**PROVIDED RECORDS**
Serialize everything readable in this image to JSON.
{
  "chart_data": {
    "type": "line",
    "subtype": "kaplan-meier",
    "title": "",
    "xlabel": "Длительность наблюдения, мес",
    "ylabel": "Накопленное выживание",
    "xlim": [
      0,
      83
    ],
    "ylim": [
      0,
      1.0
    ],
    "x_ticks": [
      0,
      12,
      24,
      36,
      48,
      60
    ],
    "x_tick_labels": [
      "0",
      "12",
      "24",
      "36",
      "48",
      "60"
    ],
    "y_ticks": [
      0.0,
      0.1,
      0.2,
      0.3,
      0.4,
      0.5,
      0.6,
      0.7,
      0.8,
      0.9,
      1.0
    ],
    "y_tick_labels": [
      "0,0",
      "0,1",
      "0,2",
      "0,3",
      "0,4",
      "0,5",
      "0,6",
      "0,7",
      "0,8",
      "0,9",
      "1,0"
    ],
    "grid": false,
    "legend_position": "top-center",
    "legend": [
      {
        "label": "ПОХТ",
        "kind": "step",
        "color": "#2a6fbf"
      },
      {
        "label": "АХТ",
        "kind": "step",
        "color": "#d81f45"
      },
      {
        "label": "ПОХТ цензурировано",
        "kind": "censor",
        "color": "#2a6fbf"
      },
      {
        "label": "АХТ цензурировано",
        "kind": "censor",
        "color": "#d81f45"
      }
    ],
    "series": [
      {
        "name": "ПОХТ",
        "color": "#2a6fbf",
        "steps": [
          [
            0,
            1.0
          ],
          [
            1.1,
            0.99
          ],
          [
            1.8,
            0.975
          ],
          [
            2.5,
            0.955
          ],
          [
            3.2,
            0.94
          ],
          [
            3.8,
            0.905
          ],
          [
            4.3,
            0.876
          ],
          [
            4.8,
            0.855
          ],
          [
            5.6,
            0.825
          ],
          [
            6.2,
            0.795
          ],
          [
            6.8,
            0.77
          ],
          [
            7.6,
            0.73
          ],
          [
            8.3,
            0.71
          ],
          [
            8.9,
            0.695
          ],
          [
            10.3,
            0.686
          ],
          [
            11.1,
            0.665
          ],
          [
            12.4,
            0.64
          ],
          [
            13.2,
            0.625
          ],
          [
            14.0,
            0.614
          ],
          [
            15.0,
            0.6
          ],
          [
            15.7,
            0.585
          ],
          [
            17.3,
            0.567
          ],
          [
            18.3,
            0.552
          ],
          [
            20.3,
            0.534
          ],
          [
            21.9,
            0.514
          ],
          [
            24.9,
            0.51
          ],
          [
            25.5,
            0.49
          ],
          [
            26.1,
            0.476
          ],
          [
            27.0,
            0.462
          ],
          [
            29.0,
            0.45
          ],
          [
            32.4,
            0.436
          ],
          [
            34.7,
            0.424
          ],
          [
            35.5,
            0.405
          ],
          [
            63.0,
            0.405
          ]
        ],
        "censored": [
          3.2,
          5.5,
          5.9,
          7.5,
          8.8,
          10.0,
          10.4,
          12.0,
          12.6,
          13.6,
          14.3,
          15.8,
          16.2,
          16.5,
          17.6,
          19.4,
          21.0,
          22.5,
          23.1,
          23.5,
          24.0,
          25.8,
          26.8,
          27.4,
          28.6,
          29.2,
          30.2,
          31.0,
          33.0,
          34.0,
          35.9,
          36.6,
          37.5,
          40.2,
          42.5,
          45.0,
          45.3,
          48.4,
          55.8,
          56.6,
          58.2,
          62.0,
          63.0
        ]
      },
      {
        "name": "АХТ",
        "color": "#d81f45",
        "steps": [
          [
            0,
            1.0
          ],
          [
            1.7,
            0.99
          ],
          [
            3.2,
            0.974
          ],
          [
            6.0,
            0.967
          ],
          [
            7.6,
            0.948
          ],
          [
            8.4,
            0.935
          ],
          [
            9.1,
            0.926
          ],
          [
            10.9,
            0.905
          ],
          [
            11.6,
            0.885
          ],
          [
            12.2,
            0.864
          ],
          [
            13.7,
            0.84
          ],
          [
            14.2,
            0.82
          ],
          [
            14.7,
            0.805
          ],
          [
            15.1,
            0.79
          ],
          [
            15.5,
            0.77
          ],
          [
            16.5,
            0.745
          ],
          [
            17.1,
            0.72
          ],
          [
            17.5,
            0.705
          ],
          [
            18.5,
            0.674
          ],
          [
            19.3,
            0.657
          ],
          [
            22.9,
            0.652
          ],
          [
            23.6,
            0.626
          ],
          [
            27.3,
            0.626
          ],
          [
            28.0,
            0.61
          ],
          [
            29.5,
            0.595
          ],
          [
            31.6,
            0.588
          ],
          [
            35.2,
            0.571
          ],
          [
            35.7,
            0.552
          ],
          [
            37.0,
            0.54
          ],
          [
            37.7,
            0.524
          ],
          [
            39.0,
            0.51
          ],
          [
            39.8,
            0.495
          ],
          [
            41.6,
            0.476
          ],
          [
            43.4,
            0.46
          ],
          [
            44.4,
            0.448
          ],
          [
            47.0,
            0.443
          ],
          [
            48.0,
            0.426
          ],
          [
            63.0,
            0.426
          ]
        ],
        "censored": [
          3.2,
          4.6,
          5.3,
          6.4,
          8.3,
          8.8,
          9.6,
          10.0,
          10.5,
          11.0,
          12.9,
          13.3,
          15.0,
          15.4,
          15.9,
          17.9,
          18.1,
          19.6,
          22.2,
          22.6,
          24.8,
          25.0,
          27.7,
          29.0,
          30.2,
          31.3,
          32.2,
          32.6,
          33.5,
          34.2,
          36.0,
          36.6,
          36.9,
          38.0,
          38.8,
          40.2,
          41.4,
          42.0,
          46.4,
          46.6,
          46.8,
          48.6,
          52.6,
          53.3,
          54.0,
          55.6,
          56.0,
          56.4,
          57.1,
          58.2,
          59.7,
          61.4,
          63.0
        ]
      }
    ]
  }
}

--

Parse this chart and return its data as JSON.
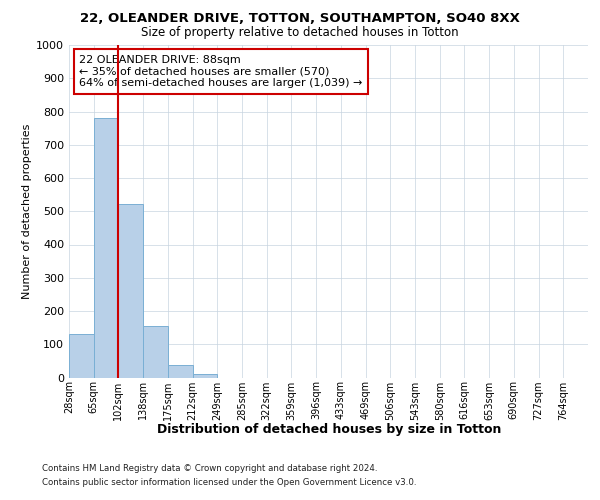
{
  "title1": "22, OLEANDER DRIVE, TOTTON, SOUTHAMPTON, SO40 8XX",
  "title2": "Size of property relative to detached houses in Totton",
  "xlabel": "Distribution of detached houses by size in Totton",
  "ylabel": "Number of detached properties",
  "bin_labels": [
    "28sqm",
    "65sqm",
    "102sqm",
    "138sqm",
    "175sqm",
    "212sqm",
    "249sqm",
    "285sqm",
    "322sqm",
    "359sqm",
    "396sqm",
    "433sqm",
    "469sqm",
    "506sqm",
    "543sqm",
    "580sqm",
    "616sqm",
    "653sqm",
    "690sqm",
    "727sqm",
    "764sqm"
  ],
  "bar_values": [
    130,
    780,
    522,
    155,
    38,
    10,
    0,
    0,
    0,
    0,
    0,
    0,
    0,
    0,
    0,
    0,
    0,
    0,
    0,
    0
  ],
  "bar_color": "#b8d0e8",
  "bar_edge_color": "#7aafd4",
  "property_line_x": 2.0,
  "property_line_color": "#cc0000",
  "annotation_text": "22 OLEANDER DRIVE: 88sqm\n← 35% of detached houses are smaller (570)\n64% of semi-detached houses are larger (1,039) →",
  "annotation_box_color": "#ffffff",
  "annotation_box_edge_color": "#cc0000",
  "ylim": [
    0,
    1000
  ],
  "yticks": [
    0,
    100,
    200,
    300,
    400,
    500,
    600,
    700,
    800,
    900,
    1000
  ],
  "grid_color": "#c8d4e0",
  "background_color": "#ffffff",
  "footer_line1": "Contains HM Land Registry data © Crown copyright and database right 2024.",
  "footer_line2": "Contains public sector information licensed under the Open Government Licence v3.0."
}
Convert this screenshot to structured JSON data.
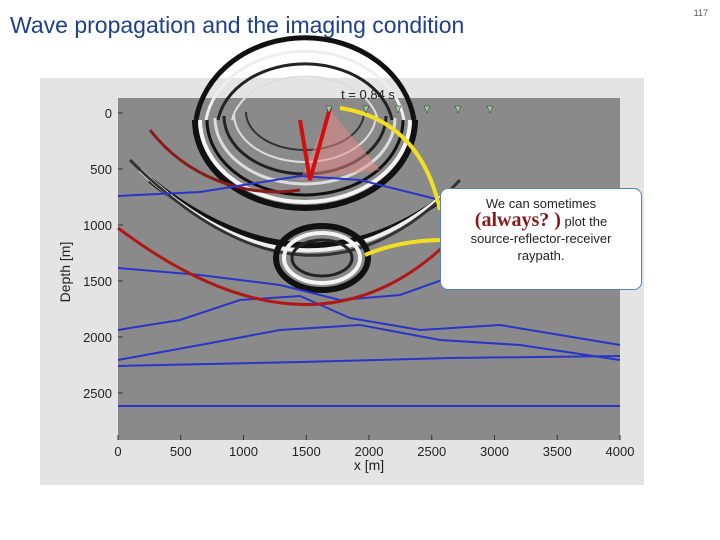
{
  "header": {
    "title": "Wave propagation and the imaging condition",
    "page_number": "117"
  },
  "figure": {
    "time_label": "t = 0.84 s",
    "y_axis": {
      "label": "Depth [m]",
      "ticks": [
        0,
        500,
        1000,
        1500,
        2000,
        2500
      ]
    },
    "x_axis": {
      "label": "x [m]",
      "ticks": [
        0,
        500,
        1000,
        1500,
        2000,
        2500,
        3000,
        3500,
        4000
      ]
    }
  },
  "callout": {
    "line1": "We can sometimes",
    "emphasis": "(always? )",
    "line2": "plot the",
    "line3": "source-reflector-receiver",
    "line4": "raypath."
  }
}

**GIVEN TASK**
Look through the records and count each line that holds "DRIVE". Write only the total.

**WORKED ANSWER**
2